╔══

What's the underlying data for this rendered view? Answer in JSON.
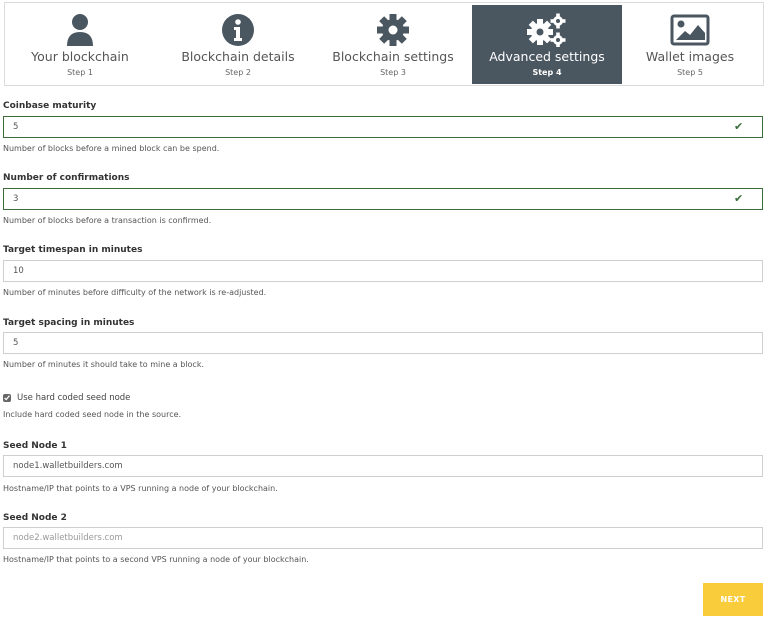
{
  "steps": [
    {
      "title": "Your blockchain",
      "sub": "Step 1",
      "icon": "user-icon",
      "active": false
    },
    {
      "title": "Blockchain details",
      "sub": "Step 2",
      "icon": "info-icon",
      "active": false
    },
    {
      "title": "Blockchain settings",
      "sub": "Step 3",
      "icon": "gear-icon",
      "active": false
    },
    {
      "title": "Advanced settings",
      "sub": "Step 4",
      "icon": "gears-icon",
      "active": true
    },
    {
      "title": "Wallet images",
      "sub": "Step 5",
      "icon": "image-icon",
      "active": false
    }
  ],
  "form": {
    "coinbase_maturity": {
      "label": "Coinbase maturity",
      "value": "5",
      "help": "Number of blocks before a mined block can be spend.",
      "valid": true
    },
    "confirmations": {
      "label": "Number of confirmations",
      "value": "3",
      "help": "Number of blocks before a transaction is confirmed.",
      "valid": true
    },
    "target_timespan": {
      "label": "Target timespan in minutes",
      "value": "10",
      "help": "Number of minutes before difficulty of the network is re-adjusted."
    },
    "target_spacing": {
      "label": "Target spacing in minutes",
      "value": "5",
      "help": "Number of minutes it should take to mine a block."
    },
    "hard_coded_seed": {
      "label": "Use hard coded seed node",
      "checked": true,
      "help": "Include hard coded seed node in the source."
    },
    "seed_node_1": {
      "label": "Seed Node 1",
      "value": "node1.walletbuilders.com",
      "help": "Hostname/IP that points to a VPS running a node of your blockchain."
    },
    "seed_node_2": {
      "label": "Seed Node 2",
      "value": "",
      "placeholder": "node2.walletbuilders.com",
      "help": "Hostname/IP that points to a second VPS running a node of your blockchain."
    }
  },
  "actions": {
    "next_label": "NEXT"
  },
  "colors": {
    "active_step": "#4a5660",
    "valid": "#3c6b3c",
    "next_button": "#f9cc3c"
  }
}
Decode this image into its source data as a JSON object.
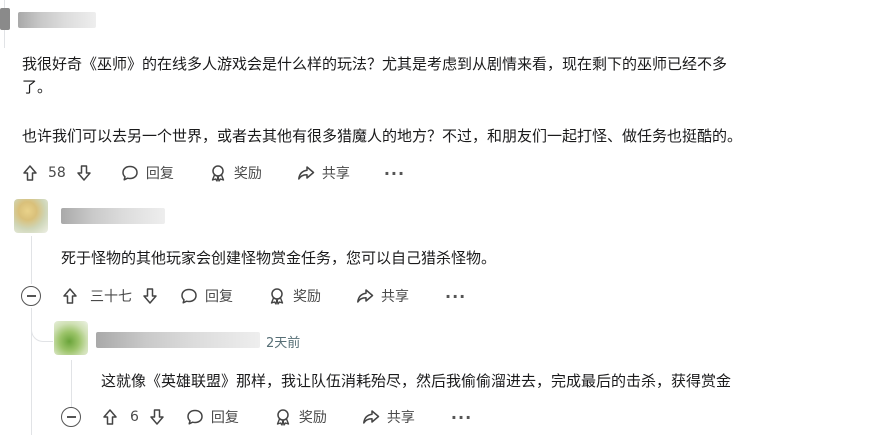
{
  "comment1": {
    "paragraph1_line1": "我很好奇《巫师》的在线多人游戏会是什么样的玩法？尤其是考虑到从剧情来看，现在剩下的巫师已经不多",
    "paragraph1_line2": "了。",
    "paragraph2": "也许我们可以去另一个世界，或者去其他有很多猎魔人的地方？不过，和朋友们一起打怪、做任务也挺酷的。",
    "votes": "58",
    "reply_label": "回复",
    "award_label": "奖励",
    "share_label": "共享",
    "more_label": "···"
  },
  "comment2": {
    "text": "死于怪物的其他玩家会创建怪物赏金任务，您可以自己猎杀怪物。",
    "votes": "三十七",
    "reply_label": "回复",
    "award_label": "奖励",
    "share_label": "共享",
    "more_label": "···"
  },
  "comment3": {
    "time": "2天前",
    "text": "这就像《英雄联盟》那样，我让队伍消耗殆尽，然后我偷偷溜进去，完成最后的击杀，获得赏金",
    "votes": "6",
    "reply_label": "回复",
    "award_label": "奖励",
    "share_label": "共享",
    "more_label": "···"
  }
}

╚══

__WHAT YOU SHOULD DO__
Images in the data above are to be skipped. Retype all other material exactly.

__FULL SOLUTION__
What's the underlying data for this rendered view? Answer in JSON.
{
  "steps": [
    {
      "title": "Your blockchain",
      "sub": "Step 1",
      "icon": "user-icon",
      "active": false
    },
    {
      "title": "Blockchain details",
      "sub": "Step 2",
      "icon": "info-icon",
      "active": false
    },
    {
      "title": "Blockchain settings",
      "sub": "Step 3",
      "icon": "gear-icon",
      "active": false
    },
    {
      "title": "Advanced settings",
      "sub": "Step 4",
      "icon": "gears-icon",
      "active": true
    },
    {
      "title": "Wallet images",
      "sub": "Step 5",
      "icon": "image-icon",
      "active": false
    }
  ],
  "form": {
    "coinbase_maturity": {
      "label": "Coinbase maturity",
      "value": "5",
      "help": "Number of blocks before a mined block can be spend.",
      "valid": true
    },
    "confirmations": {
      "label": "Number of confirmations",
      "value": "3",
      "help": "Number of blocks before a transaction is confirmed.",
      "valid": true
    },
    "target_timespan": {
      "label": "Target timespan in minutes",
      "value": "10",
      "help": "Number of minutes before difficulty of the network is re-adjusted."
    },
    "target_spacing": {
      "label": "Target spacing in minutes",
      "value": "5",
      "help": "Number of minutes it should take to mine a block."
    },
    "hard_coded_seed": {
      "label": "Use hard coded seed node",
      "checked": true,
      "help": "Include hard coded seed node in the source."
    },
    "seed_node_1": {
      "label": "Seed Node 1",
      "value": "node1.walletbuilders.com",
      "help": "Hostname/IP that points to a VPS running a node of your blockchain."
    },
    "seed_node_2": {
      "label": "Seed Node 2",
      "value": "",
      "placeholder": "node2.walletbuilders.com",
      "help": "Hostname/IP that points to a second VPS running a node of your blockchain."
    }
  },
  "actions": {
    "next_label": "NEXT"
  },
  "colors": {
    "active_step": "#4a5660",
    "valid": "#3c6b3c",
    "next_button": "#f9cc3c"
  }
}
Decode this image into its source data as a JSON object.
{
  "comment1": {
    "paragraph1_line1": "我很好奇《巫师》的在线多人游戏会是什么样的玩法？尤其是考虑到从剧情来看，现在剩下的巫师已经不多",
    "paragraph1_line2": "了。",
    "paragraph2": "也许我们可以去另一个世界，或者去其他有很多猎魔人的地方？不过，和朋友们一起打怪、做任务也挺酷的。",
    "votes": "58",
    "reply_label": "回复",
    "award_label": "奖励",
    "share_label": "共享",
    "more_label": "···"
  },
  "comment2": {
    "text": "死于怪物的其他玩家会创建怪物赏金任务，您可以自己猎杀怪物。",
    "votes": "三十七",
    "reply_label": "回复",
    "award_label": "奖励",
    "share_label": "共享",
    "more_label": "···"
  },
  "comment3": {
    "time": "2天前",
    "text": "这就像《英雄联盟》那样，我让队伍消耗殆尽，然后我偷偷溜进去，完成最后的击杀，获得赏金",
    "votes": "6",
    "reply_label": "回复",
    "award_label": "奖励",
    "share_label": "共享",
    "more_label": "···"
  }
}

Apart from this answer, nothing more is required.